TASK INPUT:
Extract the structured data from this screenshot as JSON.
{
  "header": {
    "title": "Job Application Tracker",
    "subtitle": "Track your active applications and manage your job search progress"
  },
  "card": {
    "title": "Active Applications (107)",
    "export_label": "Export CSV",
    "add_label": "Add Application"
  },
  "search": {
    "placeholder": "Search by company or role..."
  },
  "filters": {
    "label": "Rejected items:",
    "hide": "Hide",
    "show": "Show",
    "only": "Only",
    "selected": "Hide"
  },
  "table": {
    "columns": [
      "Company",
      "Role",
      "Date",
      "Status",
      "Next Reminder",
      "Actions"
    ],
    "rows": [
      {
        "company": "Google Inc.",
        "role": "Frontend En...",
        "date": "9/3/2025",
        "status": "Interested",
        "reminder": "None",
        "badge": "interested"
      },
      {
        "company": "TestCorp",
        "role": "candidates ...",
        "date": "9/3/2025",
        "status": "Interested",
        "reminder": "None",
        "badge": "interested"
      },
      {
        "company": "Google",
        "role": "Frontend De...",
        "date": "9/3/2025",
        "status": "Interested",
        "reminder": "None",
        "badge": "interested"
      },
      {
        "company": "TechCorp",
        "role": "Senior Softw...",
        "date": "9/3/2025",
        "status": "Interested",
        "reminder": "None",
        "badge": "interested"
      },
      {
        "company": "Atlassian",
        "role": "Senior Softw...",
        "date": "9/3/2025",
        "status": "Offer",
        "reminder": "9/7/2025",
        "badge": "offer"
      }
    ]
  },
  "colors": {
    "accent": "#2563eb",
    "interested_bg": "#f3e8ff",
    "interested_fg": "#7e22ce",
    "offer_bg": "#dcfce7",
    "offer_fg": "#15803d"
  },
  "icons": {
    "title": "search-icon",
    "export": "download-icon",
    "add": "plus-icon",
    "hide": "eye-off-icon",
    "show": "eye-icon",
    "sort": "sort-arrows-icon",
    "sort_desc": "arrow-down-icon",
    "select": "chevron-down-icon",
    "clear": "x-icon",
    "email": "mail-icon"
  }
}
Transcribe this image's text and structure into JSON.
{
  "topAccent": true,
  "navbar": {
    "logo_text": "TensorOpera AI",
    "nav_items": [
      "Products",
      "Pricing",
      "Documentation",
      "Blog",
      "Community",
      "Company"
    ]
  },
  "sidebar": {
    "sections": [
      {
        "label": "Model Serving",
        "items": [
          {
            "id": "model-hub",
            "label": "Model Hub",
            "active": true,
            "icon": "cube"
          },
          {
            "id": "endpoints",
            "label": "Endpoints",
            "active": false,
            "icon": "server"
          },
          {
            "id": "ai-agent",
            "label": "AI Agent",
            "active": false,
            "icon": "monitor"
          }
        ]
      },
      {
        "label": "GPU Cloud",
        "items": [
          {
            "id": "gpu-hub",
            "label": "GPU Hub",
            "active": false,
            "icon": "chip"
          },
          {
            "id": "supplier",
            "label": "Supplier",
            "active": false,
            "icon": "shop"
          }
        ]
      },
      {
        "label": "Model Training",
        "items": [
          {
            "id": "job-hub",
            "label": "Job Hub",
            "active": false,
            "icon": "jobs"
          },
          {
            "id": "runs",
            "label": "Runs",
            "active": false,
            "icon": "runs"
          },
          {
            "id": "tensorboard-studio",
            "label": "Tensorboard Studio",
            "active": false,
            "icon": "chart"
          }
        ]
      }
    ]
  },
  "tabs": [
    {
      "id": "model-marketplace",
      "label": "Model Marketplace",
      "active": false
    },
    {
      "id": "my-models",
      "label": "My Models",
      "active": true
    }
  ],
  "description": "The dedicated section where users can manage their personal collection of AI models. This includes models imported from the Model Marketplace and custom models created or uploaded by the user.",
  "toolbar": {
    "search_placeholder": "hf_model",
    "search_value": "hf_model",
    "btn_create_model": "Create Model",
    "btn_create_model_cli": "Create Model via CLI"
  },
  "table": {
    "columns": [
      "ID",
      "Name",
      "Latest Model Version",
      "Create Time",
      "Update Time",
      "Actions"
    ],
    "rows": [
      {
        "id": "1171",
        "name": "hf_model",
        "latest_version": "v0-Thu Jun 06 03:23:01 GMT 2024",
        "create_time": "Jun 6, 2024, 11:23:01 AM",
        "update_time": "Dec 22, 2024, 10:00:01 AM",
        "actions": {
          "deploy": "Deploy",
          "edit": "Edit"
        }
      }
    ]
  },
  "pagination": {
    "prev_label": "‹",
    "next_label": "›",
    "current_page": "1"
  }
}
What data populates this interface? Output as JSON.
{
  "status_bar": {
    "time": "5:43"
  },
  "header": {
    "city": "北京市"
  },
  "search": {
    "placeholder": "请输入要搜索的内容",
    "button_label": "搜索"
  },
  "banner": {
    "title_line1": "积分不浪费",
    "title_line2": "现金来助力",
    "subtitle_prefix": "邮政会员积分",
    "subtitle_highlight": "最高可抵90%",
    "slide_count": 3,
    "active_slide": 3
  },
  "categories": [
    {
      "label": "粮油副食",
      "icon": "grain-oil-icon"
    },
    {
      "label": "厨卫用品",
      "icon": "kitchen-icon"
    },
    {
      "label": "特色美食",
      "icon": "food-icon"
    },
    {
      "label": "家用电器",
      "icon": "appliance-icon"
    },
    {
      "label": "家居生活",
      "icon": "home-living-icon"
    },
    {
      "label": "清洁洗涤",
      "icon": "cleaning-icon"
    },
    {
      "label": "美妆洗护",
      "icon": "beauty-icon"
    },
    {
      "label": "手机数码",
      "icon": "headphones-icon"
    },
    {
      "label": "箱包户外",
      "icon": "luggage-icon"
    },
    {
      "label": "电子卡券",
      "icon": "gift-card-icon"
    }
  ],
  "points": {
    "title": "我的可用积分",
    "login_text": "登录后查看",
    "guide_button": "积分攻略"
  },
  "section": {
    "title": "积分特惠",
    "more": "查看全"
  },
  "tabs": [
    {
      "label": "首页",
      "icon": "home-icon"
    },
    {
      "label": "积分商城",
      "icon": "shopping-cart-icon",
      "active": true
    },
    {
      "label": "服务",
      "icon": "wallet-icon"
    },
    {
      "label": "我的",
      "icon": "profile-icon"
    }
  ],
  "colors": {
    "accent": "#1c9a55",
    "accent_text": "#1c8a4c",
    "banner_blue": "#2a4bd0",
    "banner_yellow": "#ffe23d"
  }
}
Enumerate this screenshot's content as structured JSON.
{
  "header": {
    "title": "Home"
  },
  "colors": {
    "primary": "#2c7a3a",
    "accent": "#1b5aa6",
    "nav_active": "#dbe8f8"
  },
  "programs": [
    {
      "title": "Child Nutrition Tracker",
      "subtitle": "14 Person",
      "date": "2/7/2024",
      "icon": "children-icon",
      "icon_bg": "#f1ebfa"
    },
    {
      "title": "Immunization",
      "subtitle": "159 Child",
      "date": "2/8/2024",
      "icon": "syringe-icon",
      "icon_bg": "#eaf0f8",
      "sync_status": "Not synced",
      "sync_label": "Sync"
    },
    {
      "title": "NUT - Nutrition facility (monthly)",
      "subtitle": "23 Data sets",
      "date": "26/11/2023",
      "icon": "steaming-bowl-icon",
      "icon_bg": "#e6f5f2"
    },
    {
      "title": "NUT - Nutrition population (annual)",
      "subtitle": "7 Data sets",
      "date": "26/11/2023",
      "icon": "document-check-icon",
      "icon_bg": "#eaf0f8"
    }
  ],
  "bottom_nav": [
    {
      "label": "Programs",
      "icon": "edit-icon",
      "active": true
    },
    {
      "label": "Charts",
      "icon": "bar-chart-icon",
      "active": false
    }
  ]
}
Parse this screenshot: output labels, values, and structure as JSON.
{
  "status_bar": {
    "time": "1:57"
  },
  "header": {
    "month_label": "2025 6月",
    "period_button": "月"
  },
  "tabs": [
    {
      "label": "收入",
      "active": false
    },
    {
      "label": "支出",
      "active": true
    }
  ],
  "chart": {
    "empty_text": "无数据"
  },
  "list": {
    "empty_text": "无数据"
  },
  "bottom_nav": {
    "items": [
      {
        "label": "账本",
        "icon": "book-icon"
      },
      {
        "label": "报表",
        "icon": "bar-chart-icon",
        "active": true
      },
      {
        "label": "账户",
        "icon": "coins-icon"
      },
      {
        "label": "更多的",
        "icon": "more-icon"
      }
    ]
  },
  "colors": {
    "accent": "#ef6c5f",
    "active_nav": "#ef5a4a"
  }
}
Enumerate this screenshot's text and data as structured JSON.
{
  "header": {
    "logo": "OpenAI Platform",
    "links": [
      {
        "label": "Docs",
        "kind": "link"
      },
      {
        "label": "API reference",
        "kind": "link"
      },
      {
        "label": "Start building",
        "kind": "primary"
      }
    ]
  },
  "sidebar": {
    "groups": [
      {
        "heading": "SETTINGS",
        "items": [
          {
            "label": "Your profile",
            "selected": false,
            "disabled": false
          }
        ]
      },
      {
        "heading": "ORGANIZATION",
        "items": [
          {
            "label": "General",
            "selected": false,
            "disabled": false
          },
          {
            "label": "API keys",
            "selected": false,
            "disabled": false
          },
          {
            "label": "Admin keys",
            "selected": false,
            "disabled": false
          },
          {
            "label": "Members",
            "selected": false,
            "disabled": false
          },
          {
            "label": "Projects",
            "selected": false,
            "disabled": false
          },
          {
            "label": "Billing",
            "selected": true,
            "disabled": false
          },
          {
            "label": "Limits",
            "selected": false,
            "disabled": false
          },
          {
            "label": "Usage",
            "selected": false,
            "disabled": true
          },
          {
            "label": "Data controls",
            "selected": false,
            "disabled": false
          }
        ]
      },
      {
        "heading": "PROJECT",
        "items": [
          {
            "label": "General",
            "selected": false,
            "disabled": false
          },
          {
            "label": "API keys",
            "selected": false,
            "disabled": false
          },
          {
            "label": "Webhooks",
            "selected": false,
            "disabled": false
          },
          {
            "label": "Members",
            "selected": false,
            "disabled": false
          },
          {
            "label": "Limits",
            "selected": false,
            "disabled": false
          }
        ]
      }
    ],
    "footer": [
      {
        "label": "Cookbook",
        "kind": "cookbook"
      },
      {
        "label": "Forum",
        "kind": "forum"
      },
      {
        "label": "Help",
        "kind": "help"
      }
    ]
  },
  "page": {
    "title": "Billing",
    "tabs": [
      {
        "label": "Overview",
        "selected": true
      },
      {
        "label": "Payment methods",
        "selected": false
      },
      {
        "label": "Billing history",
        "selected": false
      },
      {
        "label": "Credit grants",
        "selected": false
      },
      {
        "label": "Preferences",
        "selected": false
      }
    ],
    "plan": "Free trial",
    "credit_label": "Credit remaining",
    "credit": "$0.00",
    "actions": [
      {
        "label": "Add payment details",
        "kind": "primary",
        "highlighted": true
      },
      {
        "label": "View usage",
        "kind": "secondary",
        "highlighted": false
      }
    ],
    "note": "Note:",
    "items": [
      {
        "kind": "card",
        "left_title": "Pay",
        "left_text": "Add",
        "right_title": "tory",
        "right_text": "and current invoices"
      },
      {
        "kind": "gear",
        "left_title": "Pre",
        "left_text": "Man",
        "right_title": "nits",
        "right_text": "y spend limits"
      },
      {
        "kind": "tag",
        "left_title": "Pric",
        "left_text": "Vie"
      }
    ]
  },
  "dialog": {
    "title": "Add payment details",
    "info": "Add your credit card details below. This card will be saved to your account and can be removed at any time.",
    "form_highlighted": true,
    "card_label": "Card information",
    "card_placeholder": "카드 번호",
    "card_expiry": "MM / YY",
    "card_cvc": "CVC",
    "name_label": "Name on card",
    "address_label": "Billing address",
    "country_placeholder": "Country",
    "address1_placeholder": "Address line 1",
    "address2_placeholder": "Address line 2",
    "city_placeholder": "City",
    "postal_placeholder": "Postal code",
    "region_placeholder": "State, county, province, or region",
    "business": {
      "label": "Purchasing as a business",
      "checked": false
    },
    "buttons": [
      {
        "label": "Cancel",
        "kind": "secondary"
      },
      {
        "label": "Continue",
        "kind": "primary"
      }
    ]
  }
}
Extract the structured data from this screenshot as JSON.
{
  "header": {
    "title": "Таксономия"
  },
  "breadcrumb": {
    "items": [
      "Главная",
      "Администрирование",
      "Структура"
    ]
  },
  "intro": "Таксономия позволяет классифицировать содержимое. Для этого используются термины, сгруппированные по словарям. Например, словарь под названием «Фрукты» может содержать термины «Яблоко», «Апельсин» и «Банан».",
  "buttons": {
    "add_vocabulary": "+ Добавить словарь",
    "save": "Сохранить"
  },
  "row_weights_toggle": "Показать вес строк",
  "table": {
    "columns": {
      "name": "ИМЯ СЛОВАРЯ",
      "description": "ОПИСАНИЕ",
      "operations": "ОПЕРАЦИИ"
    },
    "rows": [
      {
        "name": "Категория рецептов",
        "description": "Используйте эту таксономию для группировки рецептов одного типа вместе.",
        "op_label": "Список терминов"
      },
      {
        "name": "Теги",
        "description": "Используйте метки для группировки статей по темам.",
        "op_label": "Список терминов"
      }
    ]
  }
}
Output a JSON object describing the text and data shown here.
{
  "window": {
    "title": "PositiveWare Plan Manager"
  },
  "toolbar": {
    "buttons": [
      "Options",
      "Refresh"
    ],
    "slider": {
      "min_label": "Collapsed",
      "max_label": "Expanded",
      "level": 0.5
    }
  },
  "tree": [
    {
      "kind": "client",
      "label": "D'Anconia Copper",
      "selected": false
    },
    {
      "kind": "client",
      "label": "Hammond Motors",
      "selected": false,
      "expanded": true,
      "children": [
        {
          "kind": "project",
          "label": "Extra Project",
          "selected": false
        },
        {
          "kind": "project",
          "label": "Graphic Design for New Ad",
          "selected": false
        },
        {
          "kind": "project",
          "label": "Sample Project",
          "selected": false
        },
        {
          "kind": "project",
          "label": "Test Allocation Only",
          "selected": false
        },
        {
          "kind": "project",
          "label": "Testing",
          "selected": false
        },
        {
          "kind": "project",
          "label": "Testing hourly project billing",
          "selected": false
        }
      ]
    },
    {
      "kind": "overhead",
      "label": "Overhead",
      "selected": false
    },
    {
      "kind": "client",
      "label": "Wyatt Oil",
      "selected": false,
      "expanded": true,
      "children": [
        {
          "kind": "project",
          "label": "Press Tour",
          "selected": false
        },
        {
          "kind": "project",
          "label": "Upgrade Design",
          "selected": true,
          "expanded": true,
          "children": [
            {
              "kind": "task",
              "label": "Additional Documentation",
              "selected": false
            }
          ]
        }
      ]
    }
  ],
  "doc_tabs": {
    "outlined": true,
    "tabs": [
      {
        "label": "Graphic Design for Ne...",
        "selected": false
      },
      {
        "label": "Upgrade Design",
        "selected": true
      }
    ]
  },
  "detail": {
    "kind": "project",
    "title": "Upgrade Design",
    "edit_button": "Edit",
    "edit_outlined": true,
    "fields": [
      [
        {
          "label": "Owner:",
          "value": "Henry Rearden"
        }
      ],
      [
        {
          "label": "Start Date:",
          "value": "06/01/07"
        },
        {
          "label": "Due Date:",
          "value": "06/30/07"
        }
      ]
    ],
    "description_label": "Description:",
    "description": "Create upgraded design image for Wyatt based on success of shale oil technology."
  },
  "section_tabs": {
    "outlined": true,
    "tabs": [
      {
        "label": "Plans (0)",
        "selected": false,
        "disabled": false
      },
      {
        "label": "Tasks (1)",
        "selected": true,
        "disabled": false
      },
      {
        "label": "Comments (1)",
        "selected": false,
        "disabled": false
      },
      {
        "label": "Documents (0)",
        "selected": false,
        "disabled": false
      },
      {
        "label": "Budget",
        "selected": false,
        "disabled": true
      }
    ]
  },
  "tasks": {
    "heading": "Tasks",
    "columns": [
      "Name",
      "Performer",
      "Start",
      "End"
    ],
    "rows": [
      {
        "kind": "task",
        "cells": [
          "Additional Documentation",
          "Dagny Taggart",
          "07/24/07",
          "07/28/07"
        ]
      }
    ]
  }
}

TASK TO CARRY OUT:
Look through the entries above and report each line where the string "группировки" occurs.

EXERCISE ANSWER:
        "description": "Используйте эту таксономию для группировки рецептов одного типа вместе.",
        "description": "Используйте метки для группировки статей по темам.",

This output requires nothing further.